Work to complete: Every record must be written out once more, with nothing added or omitted.

Available records:
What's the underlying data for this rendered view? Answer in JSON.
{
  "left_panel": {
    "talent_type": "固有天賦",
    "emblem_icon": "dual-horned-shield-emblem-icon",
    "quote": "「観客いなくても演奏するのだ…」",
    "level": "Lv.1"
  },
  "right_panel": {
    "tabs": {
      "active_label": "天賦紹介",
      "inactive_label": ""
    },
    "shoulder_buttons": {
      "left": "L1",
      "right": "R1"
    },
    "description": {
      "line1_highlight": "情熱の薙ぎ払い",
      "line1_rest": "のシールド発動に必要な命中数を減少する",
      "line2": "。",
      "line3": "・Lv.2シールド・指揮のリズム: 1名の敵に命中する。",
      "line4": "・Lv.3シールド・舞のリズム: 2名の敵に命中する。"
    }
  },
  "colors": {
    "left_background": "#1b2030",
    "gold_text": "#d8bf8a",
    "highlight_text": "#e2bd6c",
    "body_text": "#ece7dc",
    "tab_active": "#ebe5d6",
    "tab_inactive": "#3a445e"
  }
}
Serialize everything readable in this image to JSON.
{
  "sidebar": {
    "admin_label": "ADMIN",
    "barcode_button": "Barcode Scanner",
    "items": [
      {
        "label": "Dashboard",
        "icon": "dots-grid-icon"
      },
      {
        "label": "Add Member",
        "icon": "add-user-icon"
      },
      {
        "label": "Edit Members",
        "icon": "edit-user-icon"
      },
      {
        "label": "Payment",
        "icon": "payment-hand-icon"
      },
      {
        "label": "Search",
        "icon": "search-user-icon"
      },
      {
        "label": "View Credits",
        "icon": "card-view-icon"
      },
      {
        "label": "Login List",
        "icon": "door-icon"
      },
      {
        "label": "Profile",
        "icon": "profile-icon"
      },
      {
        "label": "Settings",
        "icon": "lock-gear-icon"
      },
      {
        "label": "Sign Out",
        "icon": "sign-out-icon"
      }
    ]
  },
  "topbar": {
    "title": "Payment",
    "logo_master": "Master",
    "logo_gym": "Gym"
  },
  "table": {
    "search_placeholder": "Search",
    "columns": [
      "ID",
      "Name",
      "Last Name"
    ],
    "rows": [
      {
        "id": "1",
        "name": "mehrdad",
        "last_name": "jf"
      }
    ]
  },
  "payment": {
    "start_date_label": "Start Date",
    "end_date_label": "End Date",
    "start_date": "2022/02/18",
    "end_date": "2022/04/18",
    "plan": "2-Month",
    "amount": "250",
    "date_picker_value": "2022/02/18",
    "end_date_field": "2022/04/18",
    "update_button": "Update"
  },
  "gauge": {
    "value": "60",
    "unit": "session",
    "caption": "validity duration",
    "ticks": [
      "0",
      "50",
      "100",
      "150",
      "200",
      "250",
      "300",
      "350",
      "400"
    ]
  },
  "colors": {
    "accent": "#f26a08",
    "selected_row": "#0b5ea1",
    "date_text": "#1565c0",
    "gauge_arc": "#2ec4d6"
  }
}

Response for this exercise:
What's the underlying data for this rendered view? Answer in JSON.
{
  "left_panel": {
    "talent_type": "固有天賦",
    "emblem_icon": "dual-horned-shield-emblem-icon",
    "quote": "「観客いなくても演奏するのだ…」",
    "level": "Lv.1"
  },
  "right_panel": {
    "tabs": {
      "active_label": "天賦紹介",
      "inactive_label": ""
    },
    "shoulder_buttons": {
      "left": "L1",
      "right": "R1"
    },
    "description": {
      "line1_highlight": "情熱の薙ぎ払い",
      "line1_rest": "のシールド発動に必要な命中数を減少する",
      "line2": "。",
      "line3": "・Lv.2シールド・指揮のリズム: 1名の敵に命中する。",
      "line4": "・Lv.3シールド・舞のリズム: 2名の敵に命中する。"
    }
  },
  "colors": {
    "left_background": "#1b2030",
    "gold_text": "#d8bf8a",
    "highlight_text": "#e2bd6c",
    "body_text": "#ece7dc",
    "tab_active": "#ebe5d6",
    "tab_inactive": "#3a445e"
  }
}
Serialize everything readable in this image to JSON.
{
  "sidebar": {
    "admin_label": "ADMIN",
    "barcode_button": "Barcode Scanner",
    "items": [
      {
        "label": "Dashboard",
        "icon": "dots-grid-icon"
      },
      {
        "label": "Add Member",
        "icon": "add-user-icon"
      },
      {
        "label": "Edit Members",
        "icon": "edit-user-icon"
      },
      {
        "label": "Payment",
        "icon": "payment-hand-icon"
      },
      {
        "label": "Search",
        "icon": "search-user-icon"
      },
      {
        "label": "View Credits",
        "icon": "card-view-icon"
      },
      {
        "label": "Login List",
        "icon": "door-icon"
      },
      {
        "label": "Profile",
        "icon": "profile-icon"
      },
      {
        "label": "Settings",
        "icon": "lock-gear-icon"
      },
      {
        "label": "Sign Out",
        "icon": "sign-out-icon"
      }
    ]
  },
  "topbar": {
    "title": "Payment",
    "logo_master": "Master",
    "logo_gym": "Gym"
  },
  "table": {
    "search_placeholder": "Search",
    "columns": [
      "ID",
      "Name",
      "Last Name"
    ],
    "rows": [
      {
        "id": "1",
        "name": "mehrdad",
        "last_name": "jf"
      }
    ]
  },
  "payment": {
    "start_date_label": "Start Date",
    "end_date_label": "End Date",
    "start_date": "2022/02/18",
    "end_date": "2022/04/18",
    "plan": "2-Month",
    "amount": "250",
    "date_picker_value": "2022/02/18",
    "end_date_field": "2022/04/18",
    "update_button": "Update"
  },
  "gauge": {
    "value": "60",
    "unit": "session",
    "caption": "validity duration",
    "ticks": [
      "0",
      "50",
      "100",
      "150",
      "200",
      "250",
      "300",
      "350",
      "400"
    ]
  },
  "colors": {
    "accent": "#f26a08",
    "selected_row": "#0b5ea1",
    "date_text": "#1565c0",
    "gauge_arc": "#2ec4d6"
  }
}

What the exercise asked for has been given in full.